### Exercise goal
Transcribe the listing exactly, leaving out every picture.

"""

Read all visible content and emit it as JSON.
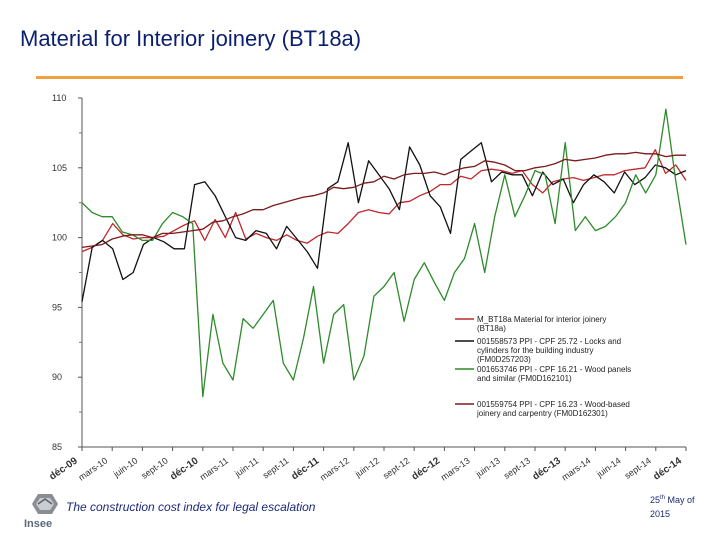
{
  "slide": {
    "title": "Material for Interior joinery (BT18a)",
    "footer": "The construction cost index for legal escalation",
    "date_day": "25",
    "date_suffix": "th",
    "date_rest": " May of 2015",
    "logo_text": "Insee"
  },
  "colors": {
    "title": "#0b1f6e",
    "accent": "#f0a040",
    "red": "#c0282c",
    "black": "#111111",
    "green": "#2e8a2a"
  },
  "chart_data": {
    "type": "line",
    "title": "Material for Interior joinery (BT18a)",
    "ylim": [
      85,
      110
    ],
    "yticks": [
      85,
      90,
      95,
      100,
      105,
      110
    ],
    "xlabels": [
      "déc-09",
      "mars-10",
      "juin-10",
      "sept-10",
      "déc-10",
      "mars-11",
      "juin-11",
      "sept-11",
      "déc-11",
      "mars-12",
      "juin-12",
      "sept-12",
      "déc-12",
      "mars-13",
      "juin-13",
      "sept-13",
      "déc-13",
      "mars-14",
      "juin-14",
      "sept-14",
      "déc-14"
    ],
    "xlabels_bold": [
      0,
      4,
      8,
      12,
      16,
      20
    ],
    "legend": [
      {
        "text": "M_BT18a Material for interior joinery (BT18a)",
        "color": "#c0282c"
      },
      {
        "text": "001558573 PPI - CPF 25.72 - Locks and cylinders for the building industry (FM0D257203)",
        "color": "#111111"
      },
      {
        "text": "001653746 PPI - CPF 16.21 - Wood panels and similar (FM0D162101)",
        "color": "#2e8a2a"
      },
      {
        "text": "001559754 PPI - CPF 16.23 - Wood-based joinery and carpentry (FM0D162301)",
        "color": "#7a1a1a"
      }
    ],
    "series": [
      {
        "name": "M_BT18a Material for interior joinery (BT18a)",
        "color": "#c0282c",
        "values": [
          99.0,
          99.3,
          99.8,
          101.0,
          100.2,
          99.9,
          100.0,
          100.0,
          100.1,
          100.5,
          100.9,
          101.2,
          99.8,
          101.3,
          100.0,
          101.8,
          99.9,
          100.3,
          100.0,
          99.8,
          100.2,
          99.8,
          99.6,
          100.1,
          100.4,
          100.3,
          101.0,
          101.8,
          102.0,
          101.8,
          101.7,
          102.5,
          102.6,
          103.0,
          103.3,
          103.8,
          103.8,
          104.4,
          104.2,
          104.8,
          104.9,
          104.8,
          104.6,
          104.8,
          103.8,
          103.2,
          104.0,
          104.2,
          104.3,
          104.1,
          104.3,
          104.5,
          104.5,
          104.8,
          104.9,
          105.0,
          106.3,
          104.6,
          105.2,
          104.1
        ]
      },
      {
        "name": "001558573 PPI - CPF 25.72 - Locks and cylinders for the building industry (FM0D257203)",
        "color": "#111111",
        "values": [
          95.4,
          99.3,
          99.8,
          99.2,
          97.0,
          97.5,
          99.5,
          100.0,
          99.7,
          99.2,
          99.2,
          103.8,
          104.0,
          103.0,
          101.5,
          100.0,
          99.8,
          100.5,
          100.3,
          99.2,
          100.8,
          99.9,
          99.0,
          97.8,
          103.5,
          104.0,
          106.8,
          102.5,
          105.5,
          104.5,
          103.5,
          102.0,
          106.5,
          105.2,
          103.0,
          102.2,
          100.3,
          105.6,
          106.2,
          106.8,
          104.0,
          104.7,
          104.5,
          104.5,
          103.0,
          104.7,
          103.8,
          104.2,
          102.5,
          103.8,
          104.5,
          104.0,
          103.2,
          104.7,
          103.8,
          104.3,
          105.2,
          105.0,
          104.5,
          104.8
        ]
      },
      {
        "name": "001653746 PPI - CPF 16.21 - Wood panels and similar (FM0D162101)",
        "color": "#2e8a2a",
        "values": [
          102.5,
          101.8,
          101.5,
          101.5,
          100.4,
          100.2,
          99.8,
          99.8,
          101.0,
          101.8,
          101.5,
          101.0,
          88.6,
          94.5,
          91.0,
          89.8,
          94.2,
          93.5,
          94.5,
          95.5,
          91.0,
          89.8,
          92.8,
          96.5,
          91.0,
          94.5,
          95.2,
          89.8,
          91.5,
          95.8,
          96.5,
          97.5,
          94.0,
          97.0,
          98.2,
          96.8,
          95.5,
          97.5,
          98.5,
          101.0,
          97.5,
          101.5,
          104.5,
          101.5,
          103.0,
          104.8,
          104.5,
          101.0,
          106.8,
          100.5,
          101.5,
          100.5,
          100.8,
          101.5,
          102.5,
          104.5,
          103.2,
          104.5,
          109.2,
          104.0,
          99.5
        ]
      },
      {
        "name": "001559754 PPI - CPF 16.23 - Wood-based joinery and carpentry (FM0D162301)",
        "color": "#7a1a1a",
        "values": [
          99.3,
          99.4,
          99.5,
          99.9,
          100.1,
          100.2,
          100.2,
          100.0,
          100.3,
          100.3,
          100.4,
          100.5,
          100.6,
          101.1,
          101.2,
          101.5,
          101.7,
          102.0,
          102.0,
          102.3,
          102.5,
          102.7,
          102.9,
          103.0,
          103.2,
          103.6,
          103.5,
          103.6,
          103.9,
          104.0,
          104.4,
          104.2,
          104.5,
          104.6,
          104.6,
          104.7,
          104.5,
          104.8,
          105.0,
          105.1,
          105.5,
          105.4,
          105.2,
          104.8,
          104.8,
          105.0,
          105.1,
          105.3,
          105.6,
          105.5,
          105.6,
          105.7,
          105.9,
          106.0,
          106.0,
          106.1,
          106.0,
          106.0,
          105.8,
          105.9,
          105.9
        ]
      }
    ]
  }
}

"""

### Finished answer
Read all visible content and emit it as JSON.
{
  "slide": {
    "title": "Material for Interior joinery (BT18a)",
    "footer": "The construction cost index for legal escalation",
    "date_day": "25",
    "date_suffix": "th",
    "date_rest": " May of 2015",
    "logo_text": "Insee"
  },
  "colors": {
    "title": "#0b1f6e",
    "accent": "#f0a040",
    "red": "#c0282c",
    "black": "#111111",
    "green": "#2e8a2a"
  },
  "chart_data": {
    "type": "line",
    "title": "Material for Interior joinery (BT18a)",
    "ylim": [
      85,
      110
    ],
    "yticks": [
      85,
      90,
      95,
      100,
      105,
      110
    ],
    "xlabels": [
      "déc-09",
      "mars-10",
      "juin-10",
      "sept-10",
      "déc-10",
      "mars-11",
      "juin-11",
      "sept-11",
      "déc-11",
      "mars-12",
      "juin-12",
      "sept-12",
      "déc-12",
      "mars-13",
      "juin-13",
      "sept-13",
      "déc-13",
      "mars-14",
      "juin-14",
      "sept-14",
      "déc-14"
    ],
    "xlabels_bold": [
      0,
      4,
      8,
      12,
      16,
      20
    ],
    "legend": [
      {
        "text": "M_BT18a Material for interior joinery (BT18a)",
        "color": "#c0282c"
      },
      {
        "text": "001558573 PPI - CPF 25.72 - Locks and cylinders for the building industry (FM0D257203)",
        "color": "#111111"
      },
      {
        "text": "001653746 PPI - CPF 16.21 - Wood panels and similar (FM0D162101)",
        "color": "#2e8a2a"
      },
      {
        "text": "001559754 PPI - CPF 16.23 - Wood-based joinery and carpentry (FM0D162301)",
        "color": "#7a1a1a"
      }
    ],
    "series": [
      {
        "name": "M_BT18a Material for interior joinery (BT18a)",
        "color": "#c0282c",
        "values": [
          99.0,
          99.3,
          99.8,
          101.0,
          100.2,
          99.9,
          100.0,
          100.0,
          100.1,
          100.5,
          100.9,
          101.2,
          99.8,
          101.3,
          100.0,
          101.8,
          99.9,
          100.3,
          100.0,
          99.8,
          100.2,
          99.8,
          99.6,
          100.1,
          100.4,
          100.3,
          101.0,
          101.8,
          102.0,
          101.8,
          101.7,
          102.5,
          102.6,
          103.0,
          103.3,
          103.8,
          103.8,
          104.4,
          104.2,
          104.8,
          104.9,
          104.8,
          104.6,
          104.8,
          103.8,
          103.2,
          104.0,
          104.2,
          104.3,
          104.1,
          104.3,
          104.5,
          104.5,
          104.8,
          104.9,
          105.0,
          106.3,
          104.6,
          105.2,
          104.1
        ]
      },
      {
        "name": "001558573 PPI - CPF 25.72 - Locks and cylinders for the building industry (FM0D257203)",
        "color": "#111111",
        "values": [
          95.4,
          99.3,
          99.8,
          99.2,
          97.0,
          97.5,
          99.5,
          100.0,
          99.7,
          99.2,
          99.2,
          103.8,
          104.0,
          103.0,
          101.5,
          100.0,
          99.8,
          100.5,
          100.3,
          99.2,
          100.8,
          99.9,
          99.0,
          97.8,
          103.5,
          104.0,
          106.8,
          102.5,
          105.5,
          104.5,
          103.5,
          102.0,
          106.5,
          105.2,
          103.0,
          102.2,
          100.3,
          105.6,
          106.2,
          106.8,
          104.0,
          104.7,
          104.5,
          104.5,
          103.0,
          104.7,
          103.8,
          104.2,
          102.5,
          103.8,
          104.5,
          104.0,
          103.2,
          104.7,
          103.8,
          104.3,
          105.2,
          105.0,
          104.5,
          104.8
        ]
      },
      {
        "name": "001653746 PPI - CPF 16.21 - Wood panels and similar (FM0D162101)",
        "color": "#2e8a2a",
        "values": [
          102.5,
          101.8,
          101.5,
          101.5,
          100.4,
          100.2,
          99.8,
          99.8,
          101.0,
          101.8,
          101.5,
          101.0,
          88.6,
          94.5,
          91.0,
          89.8,
          94.2,
          93.5,
          94.5,
          95.5,
          91.0,
          89.8,
          92.8,
          96.5,
          91.0,
          94.5,
          95.2,
          89.8,
          91.5,
          95.8,
          96.5,
          97.5,
          94.0,
          97.0,
          98.2,
          96.8,
          95.5,
          97.5,
          98.5,
          101.0,
          97.5,
          101.5,
          104.5,
          101.5,
          103.0,
          104.8,
          104.5,
          101.0,
          106.8,
          100.5,
          101.5,
          100.5,
          100.8,
          101.5,
          102.5,
          104.5,
          103.2,
          104.5,
          109.2,
          104.0,
          99.5
        ]
      },
      {
        "name": "001559754 PPI - CPF 16.23 - Wood-based joinery and carpentry (FM0D162301)",
        "color": "#7a1a1a",
        "values": [
          99.3,
          99.4,
          99.5,
          99.9,
          100.1,
          100.2,
          100.2,
          100.0,
          100.3,
          100.3,
          100.4,
          100.5,
          100.6,
          101.1,
          101.2,
          101.5,
          101.7,
          102.0,
          102.0,
          102.3,
          102.5,
          102.7,
          102.9,
          103.0,
          103.2,
          103.6,
          103.5,
          103.6,
          103.9,
          104.0,
          104.4,
          104.2,
          104.5,
          104.6,
          104.6,
          104.7,
          104.5,
          104.8,
          105.0,
          105.1,
          105.5,
          105.4,
          105.2,
          104.8,
          104.8,
          105.0,
          105.1,
          105.3,
          105.6,
          105.5,
          105.6,
          105.7,
          105.9,
          106.0,
          106.0,
          106.1,
          106.0,
          106.0,
          105.8,
          105.9,
          105.9
        ]
      }
    ]
  }
}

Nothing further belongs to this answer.